◆ What the task requires: Below are the records; pull every line that includes "Give".

◆ Material for the task:
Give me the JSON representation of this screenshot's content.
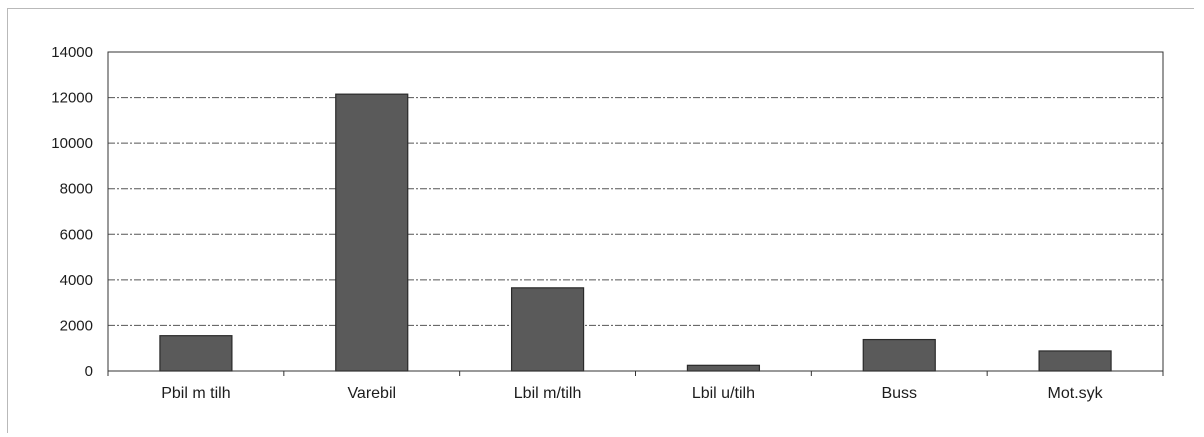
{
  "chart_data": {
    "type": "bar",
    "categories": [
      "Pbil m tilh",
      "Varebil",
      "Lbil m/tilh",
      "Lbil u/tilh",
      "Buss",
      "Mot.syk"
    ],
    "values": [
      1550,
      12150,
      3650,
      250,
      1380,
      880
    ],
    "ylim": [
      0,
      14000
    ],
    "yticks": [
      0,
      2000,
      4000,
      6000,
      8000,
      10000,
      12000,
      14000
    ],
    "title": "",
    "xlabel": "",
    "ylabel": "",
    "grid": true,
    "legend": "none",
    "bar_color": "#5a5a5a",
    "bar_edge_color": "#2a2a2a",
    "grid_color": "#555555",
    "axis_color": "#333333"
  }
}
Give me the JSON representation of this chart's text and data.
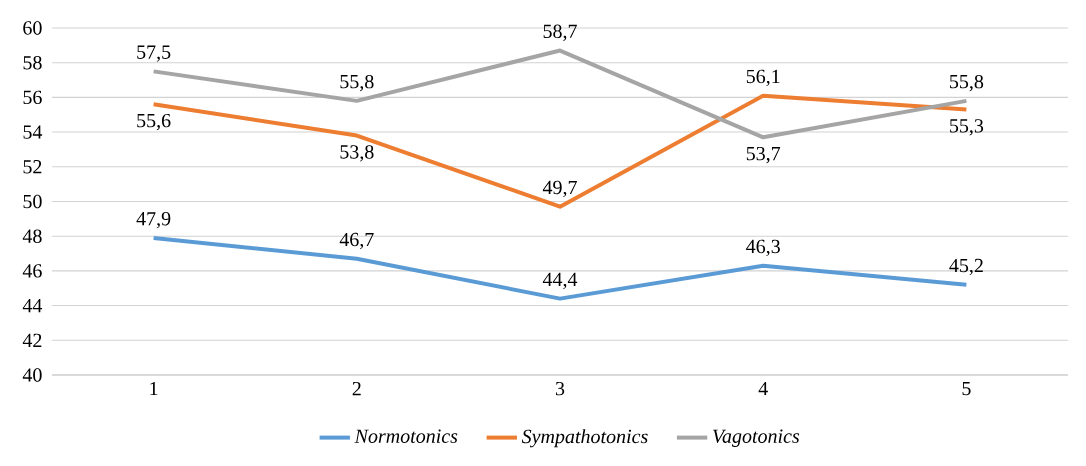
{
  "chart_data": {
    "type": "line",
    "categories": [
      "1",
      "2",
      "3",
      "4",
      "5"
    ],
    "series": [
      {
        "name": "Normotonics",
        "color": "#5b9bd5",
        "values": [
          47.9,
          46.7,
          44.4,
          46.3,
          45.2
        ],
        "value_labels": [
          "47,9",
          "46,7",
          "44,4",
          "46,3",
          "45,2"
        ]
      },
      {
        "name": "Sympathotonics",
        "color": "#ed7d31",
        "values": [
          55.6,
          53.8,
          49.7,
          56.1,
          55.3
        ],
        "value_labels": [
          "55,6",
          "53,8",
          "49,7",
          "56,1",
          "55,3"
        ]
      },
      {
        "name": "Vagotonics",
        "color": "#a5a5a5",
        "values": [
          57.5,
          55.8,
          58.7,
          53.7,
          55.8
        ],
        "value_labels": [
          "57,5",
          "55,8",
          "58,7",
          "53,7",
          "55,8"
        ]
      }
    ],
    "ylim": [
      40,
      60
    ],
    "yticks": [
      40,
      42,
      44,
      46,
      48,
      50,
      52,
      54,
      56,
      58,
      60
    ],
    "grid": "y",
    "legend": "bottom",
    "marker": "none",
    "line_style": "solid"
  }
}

◆ Solution:
Give me the JSON representation of this screenshot's content.
Give me the JSON representation of this chart's text and data.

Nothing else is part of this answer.